**Problem statement:** Copy out the lines that include the word "most".

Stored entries

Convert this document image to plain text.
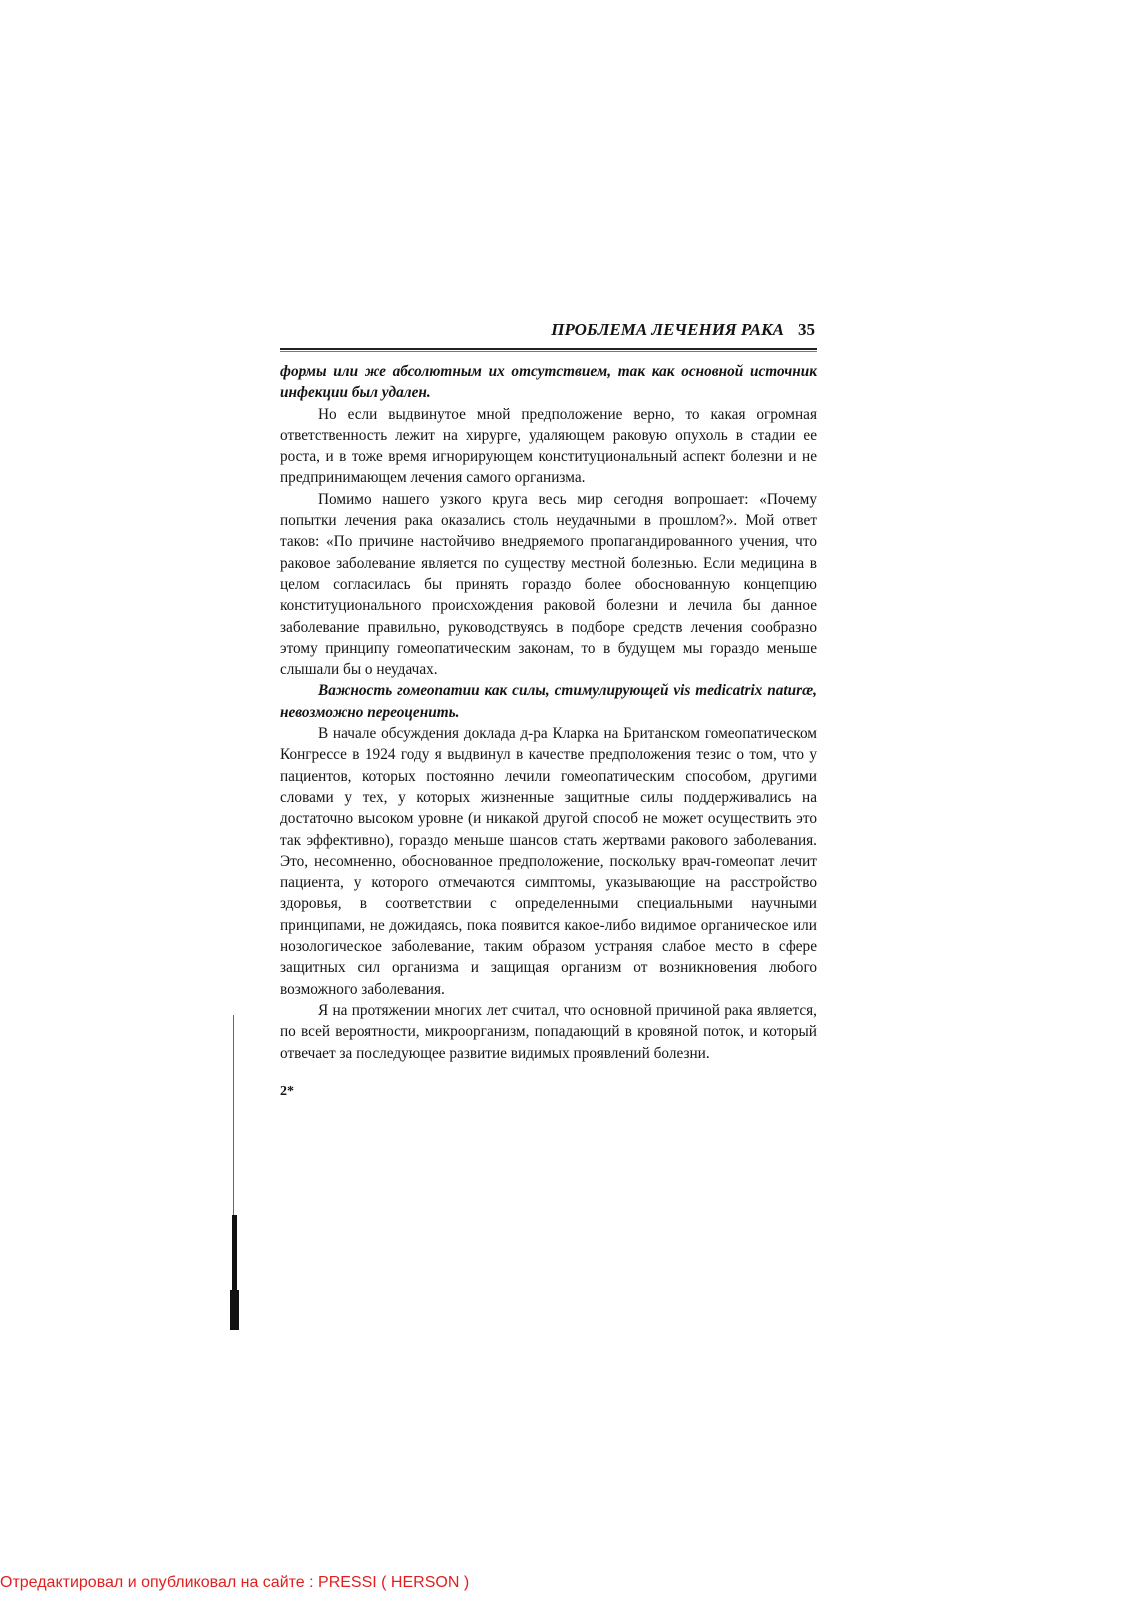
ПРОБЛЕМА ЛЕЧЕНИЯ РАКА 35

формы или же абсолютным их отсутствием, так как основной источник инфекции был удален.

Но если выдвинутое мной предположение верно, то какая огромная ответственность лежит на хирурге, удаляющем раковую опухоль в стадии ее роста, и в тоже время игнорирующем конституциональный аспект болезни и не предпринимающем лечения самого организма.

Помимо нашего узкого круга весь мир сегодня вопрошает: «Почему попытки лечения рака оказались столь неудачными в прошлом?». Мой ответ таков: «По причине настойчиво внедряемого пропагандированного учения, что раковое заболевание является по существу местной болезнью. Если медицина в целом согласилась бы принять гораздо более обоснованную концепцию конституционального происхождения раковой болезни и лечила бы данное заболевание правильно, руководствуясь в подборе средств лечения сообразно этому принципу гомеопатическим законам, то в будущем мы гораздо меньше слышали бы о неудачах.

Важность гомеопатии как силы, стимулирующей vis medicatrix naturæ, невозможно переоценить.

В начале обсуждения доклада д-ра Кларка на Британском гомеопатическом Конгрессе в 1924 году я выдвинул в качестве предположения тезис о том, что у пациентов, которых постоянно лечили гомеопатическим способом, другими словами у тех, у которых жизненные защитные силы поддерживались на достаточно высоком уровне (и никакой другой способ не может осуществить это так эффективно), гораздо меньше шансов стать жертвами ракового заболевания. Это, несомненно, обоснованное предположение, поскольку врач-гомеопат лечит пациента, у которого отмечаются симптомы, указывающие на расстройство здоровья, в соответствии с определенными специальными научными принципами, не дожидаясь, пока появится какое-либо видимое органическое или нозологическое заболевание, таким образом устраняя слабое место в сфере защитных сил организма и защищая организм от возникновения любого возможного заболевания.

Я на протяжении многих лет считал, что основной причиной рака является, по всей вероятности, микроорганизм, попадающий в кровяной поток, и который отвечает за последующее развитие видимых проявлений болезни.

2*
Отредактировал и опубликовал на сайте : PRESSI ( HERSON )
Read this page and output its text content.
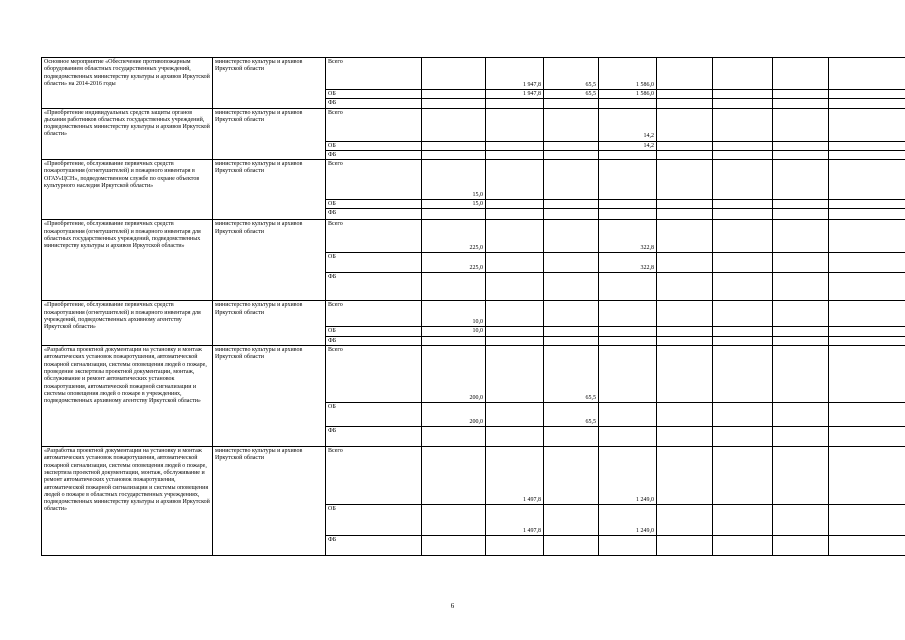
Основное мероприятие «Обеспечение противопожарным оборудованием областных государственных учреждений, подведомственных министерству культуры и архивов Иркутской области» на 2014-2016 годы	министерство культуры и архивов Иркутской области	Всего		1 947,8	65,5	1 586,0				
		ОБ		1 947,8	65,5	1 586,0				
		ФБ								
«Приобретение индивидуальных средств защиты органов дыхания работников областных государственных учреждений, подведомственных министерству культуры и архивов Иркутской области»	министерство культуры и архивов Иркутской области	Всего				14,2				
		ОБ				14,2				
		ФБ								
«Приобретение, обслуживание первичных средств пожаротушения (огнетушителей) и пожарного инвентаря в ОГАУ«ЦСН», подведомственном службе по охране объектов культурного наследия Иркутской области»	министерство культуры и архивов Иркутской области	Всего	15,0							
		ОБ	15,0							
		ФБ								
«Приобретение, обслуживание первичных средств пожаротушения (огнетушителей) и пожарного инвентаря для областных государственных учреждений, подведомственных министерству культуры и архивов Иркутской области»	министерство культуры и архивов Иркутской области	Всего	225,0			322,8				
		ОБ	225,0			322,8				
		ФБ								
«Приобретение, обслуживание первичных средств пожаротушения (огнетушителей) и пожарного инвентаря для учреждений, подведомственных архивному агентству Иркутской области»	министерство культуры и архивов Иркутской области	Всего	10,0							
		ОБ	10,0							
		ФБ								
«Разработка проектной документации на установку и монтаж автоматических установок пожаротушения, автоматической пожарной сигнализации, системы оповещения людей о пожаре, проведение экспертизы проектной документации, монтаж, обслуживание и ремонт автоматических установок пожаротушения, автоматической пожарной сигнализации и системы оповещения людей о пожаре в учреждениях, подведомственных архивному агентству Иркутской области»	министерство культуры и архивов Иркутской области	Всего	200,0		65,5					
		ОБ	200,0		65,5					
		ФБ								
«Разработка проектной документации на установку и монтаж автоматических установок пожаротушения, автоматической пожарной сигнализации, системы оповещения людей о пожаре, экспертиза проектной документации, монтаж, обслуживание и ремонт автоматических установок пожаротушения, автоматической пожарной сигнализации и системы оповещения людей о пожаре в областных государственных учреждениях, подведомственных министерству культуры и архивов Иркутской области»	министерство культуры и архивов Иркутской области	Всего		1 497,8		1 249,0				
		ОБ		1 497,8		1 249,0				
		ФБ								
6
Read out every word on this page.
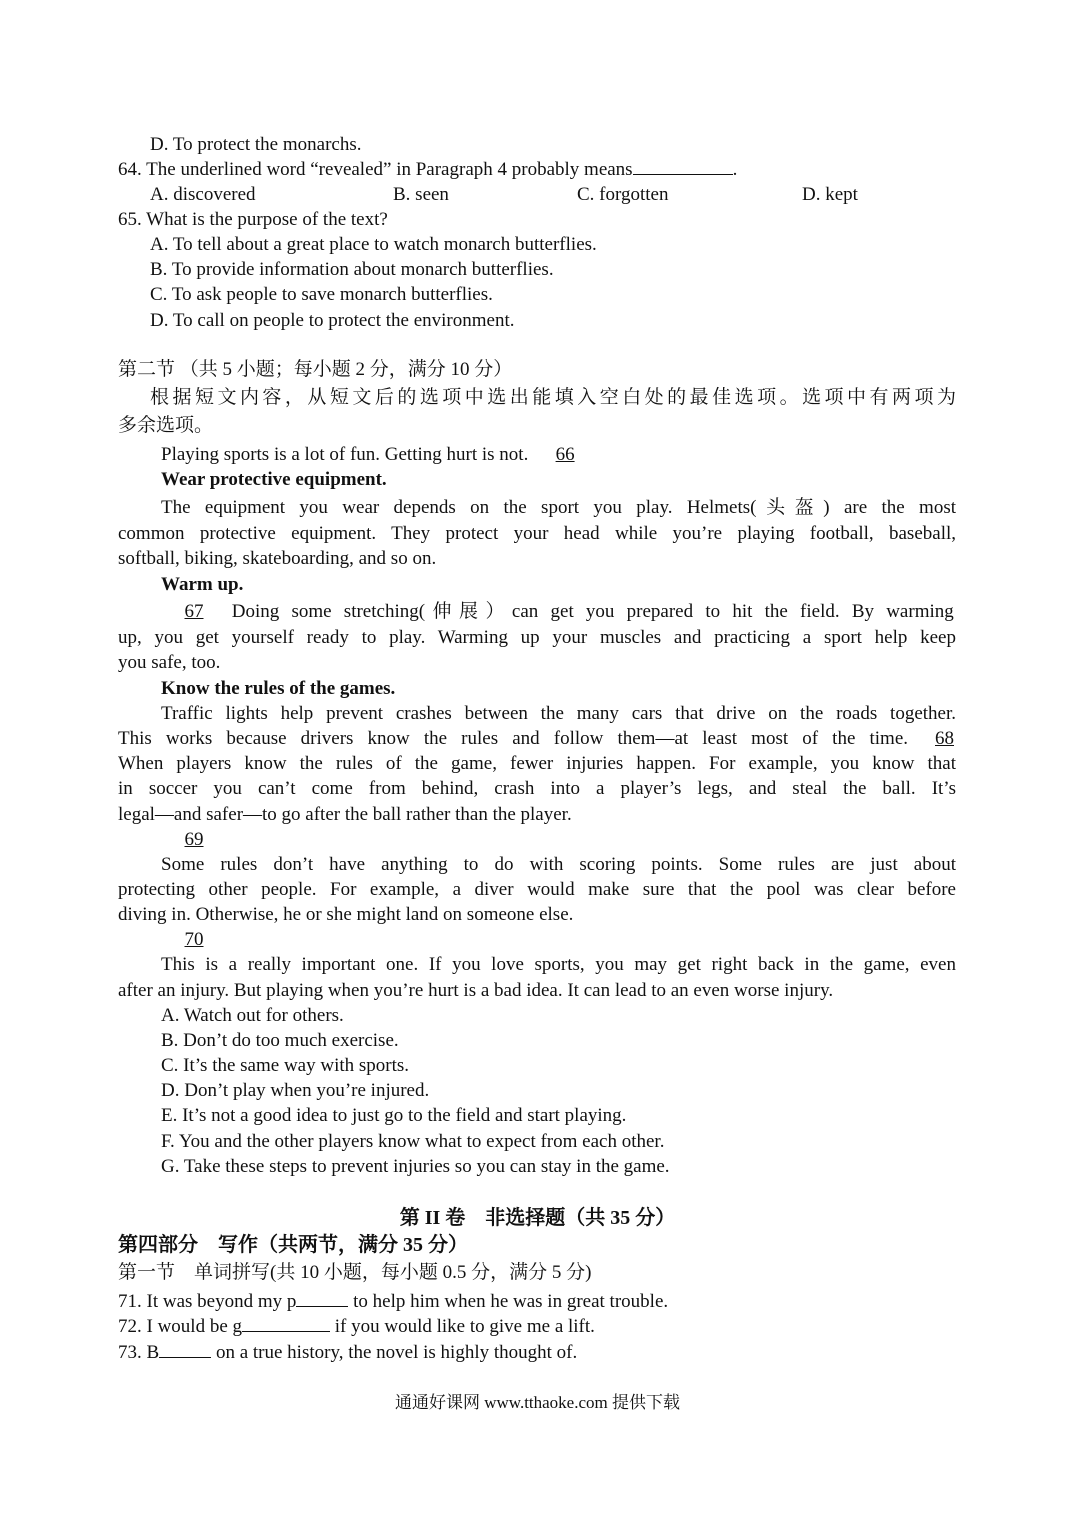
D. To protect the monarchs.
64. The underlined word “revealed” in Paragraph 4 probably means	.
A. discovered	B. seen	C. forgotten	D. kept
65. What is the purpose of the text?
A. To tell about a great place to watch monarch butterflies.
B. To provide information about monarch butterflies.
C. To ask people to save monarch butterflies.
D. To call on people to protect the environment.
第二节 （共 5 小题；每小题 2 分，满分 10 分）
根据短文内容，从短文后的选项中选出能填入空白处的最佳选项。选项中有两项为
多余选项。
Playing sports is a lot of fun. Getting hurt is not. 66
Wear protective equipment.
The equipment you wear depends on the sport you play. Helmets(头盔) are the most
common protective equipment. They protect your head while you’re playing football, baseball,
softball, biking, skateboarding, and so on.
Warm up.
67 Doing some stretching(伸展）can get you prepared to hit the field. By warming
up, you get yourself ready to play. Warming up your muscles and practicing a sport help keep
you safe, too.
Know the rules of the games.
Traffic lights help prevent crashes between the many cars that drive on the roads together.
This works because drivers know the rules and follow them—at least most of the time. 68
When players know the rules of the game, fewer injuries happen. For example, you know that
in soccer you can’t come from behind, crash into a player’s legs, and steal the ball. It’s
legal—and safer—to go after the ball rather than the player.
69
Some rules don’t have anything to do with scoring points. Some rules are just about
protecting other people. For example, a diver would make sure that the pool was clear before
diving in. Otherwise, he or she might land on someone else.
70
This is a really important one. If you love sports, you may get right back in the game, even
after an injury. But playing when you’re hurt is a bad idea. It can lead to an even worse injury.
A. Watch out for others.
B. Don’t do too much exercise.
C. It’s the same way with sports.
D. Don’t play when you’re injured.
E. It’s not a good idea to just go to the field and start playing.
F. You and the other players know what to expect from each other.
G. Take these steps to prevent injuries so you can stay in the game.
第 II 卷　非选择题（共 35 分）
第四部分　写作（共两节，满分 35 分）
第一节　单词拼写(共 10 小题，每小题 0.5 分，满分 5 分)
71. It was beyond my p	to help him when he was in great trouble.
72. I would be g	if you would like to give me a lift.
73. B	on a true history, the novel is highly thought of.
通通好课网 www.tthaoke.com 提供下载
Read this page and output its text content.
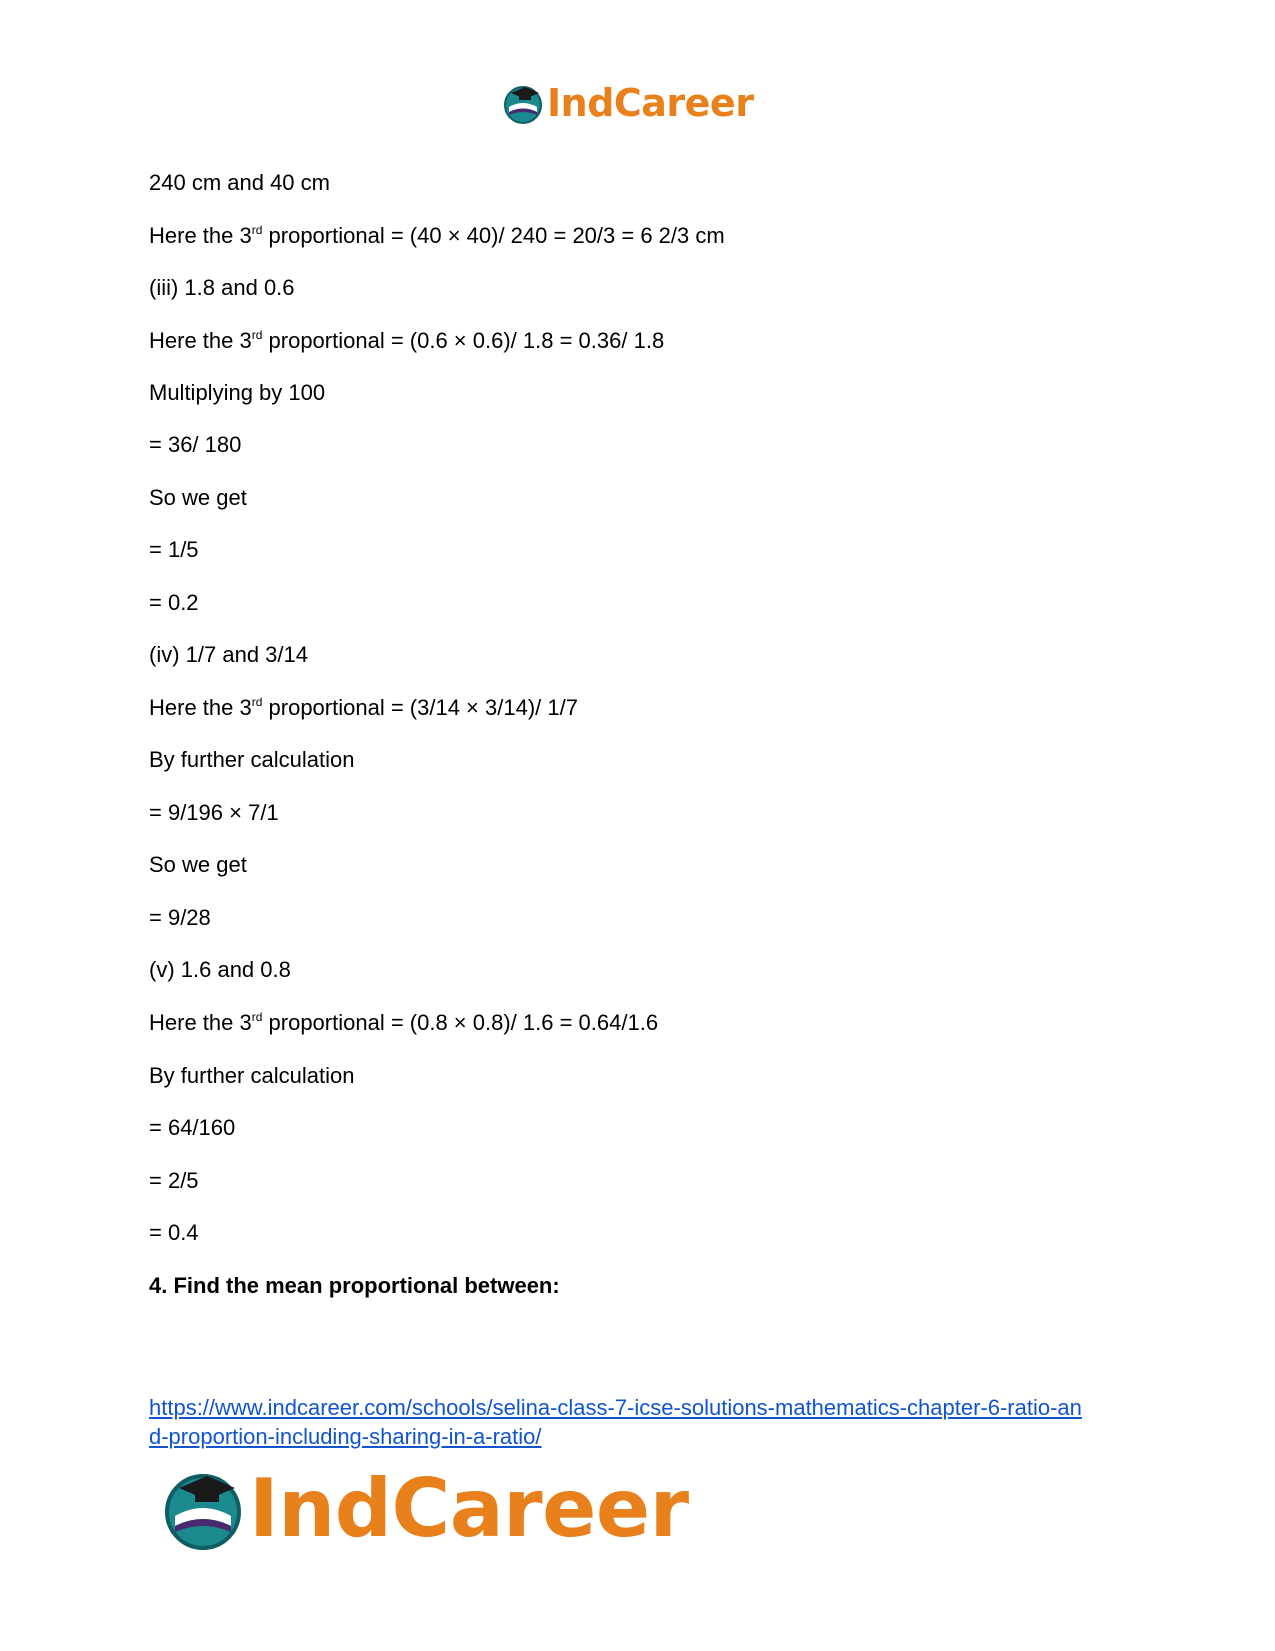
IndCareer
240 cm and 40 cm
Here the 3rd proportional = (40 × 40)/ 240 = 20/3 = 6 2/3 cm
(iii) 1.8 and 0.6
Here the 3rd proportional = (0.6 × 0.6)/ 1.8 = 0.36/ 1.8
Multiplying by 100
= 36/ 180
So we get
= 1/5
= 0.2
(iv) 1/7 and 3/14
Here the 3rd proportional = (3/14 × 3/14)/ 1/7
By further calculation
= 9/196 × 7/1
So we get
= 9/28
(v) 1.6 and 0.8
Here the 3rd proportional = (0.8 × 0.8)/ 1.6 = 0.64/1.6
By further calculation
= 64/160
= 2/5
= 0.4
4. Find the mean proportional between:
https://www.indcareer.com/schools/selina-class-7-icse-solutions-mathematics-chapter-6-ratio-an
d-proportion-including-sharing-in-a-ratio/
IndCareer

**Right answer:**
The equipment you wear depends on the sport you play. Helmets(头盔) are the most
This works because drivers know the rules and follow them—at least most of the time. 68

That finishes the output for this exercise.